## Start The input
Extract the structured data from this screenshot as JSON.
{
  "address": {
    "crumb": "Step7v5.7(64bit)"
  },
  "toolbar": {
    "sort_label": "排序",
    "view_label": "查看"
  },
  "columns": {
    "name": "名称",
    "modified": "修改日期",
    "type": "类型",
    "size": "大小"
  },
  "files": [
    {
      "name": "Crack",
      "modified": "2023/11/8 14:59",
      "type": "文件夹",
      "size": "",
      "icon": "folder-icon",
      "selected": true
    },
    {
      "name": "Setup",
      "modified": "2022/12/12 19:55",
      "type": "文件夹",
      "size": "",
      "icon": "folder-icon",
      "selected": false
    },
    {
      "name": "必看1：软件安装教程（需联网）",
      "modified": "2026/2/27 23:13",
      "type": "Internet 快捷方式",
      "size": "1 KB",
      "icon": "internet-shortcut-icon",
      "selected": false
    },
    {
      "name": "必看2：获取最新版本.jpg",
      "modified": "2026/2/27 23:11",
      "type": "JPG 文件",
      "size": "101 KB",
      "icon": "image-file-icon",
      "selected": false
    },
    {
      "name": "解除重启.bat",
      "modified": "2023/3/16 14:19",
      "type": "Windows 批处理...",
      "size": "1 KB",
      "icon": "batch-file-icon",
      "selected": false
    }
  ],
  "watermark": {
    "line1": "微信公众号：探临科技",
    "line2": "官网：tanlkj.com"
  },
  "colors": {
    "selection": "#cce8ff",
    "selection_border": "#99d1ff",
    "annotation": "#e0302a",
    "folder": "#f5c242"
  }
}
## End The input
**Goal of the exercise:**
Retype all the material above precisely, with no line left out.

**Exercise answer:**
Extract the structured data from this screenshot as JSON.
{
  "address": {
    "crumb": "Step7v5.7(64bit)"
  },
  "toolbar": {
    "sort_label": "排序",
    "view_label": "查看"
  },
  "columns": {
    "name": "名称",
    "modified": "修改日期",
    "type": "类型",
    "size": "大小"
  },
  "files": [
    {
      "name": "Crack",
      "modified": "2023/11/8 14:59",
      "type": "文件夹",
      "size": "",
      "icon": "folder-icon",
      "selected": true
    },
    {
      "name": "Setup",
      "modified": "2022/12/12 19:55",
      "type": "文件夹",
      "size": "",
      "icon": "folder-icon",
      "selected": false
    },
    {
      "name": "必看1：软件安装教程（需联网）",
      "modified": "2026/2/27 23:13",
      "type": "Internet 快捷方式",
      "size": "1 KB",
      "icon": "internet-shortcut-icon",
      "selected": false
    },
    {
      "name": "必看2：获取最新版本.jpg",
      "modified": "2026/2/27 23:11",
      "type": "JPG 文件",
      "size": "101 KB",
      "icon": "image-file-icon",
      "selected": false
    },
    {
      "name": "解除重启.bat",
      "modified": "2023/3/16 14:19",
      "type": "Windows 批处理...",
      "size": "1 KB",
      "icon": "batch-file-icon",
      "selected": false
    }
  ],
  "watermark": {
    "line1": "微信公众号：探临科技",
    "line2": "官网：tanlkj.com"
  },
  "colors": {
    "selection": "#cce8ff",
    "selection_border": "#99d1ff",
    "annotation": "#e0302a",
    "folder": "#f5c242"
  }
}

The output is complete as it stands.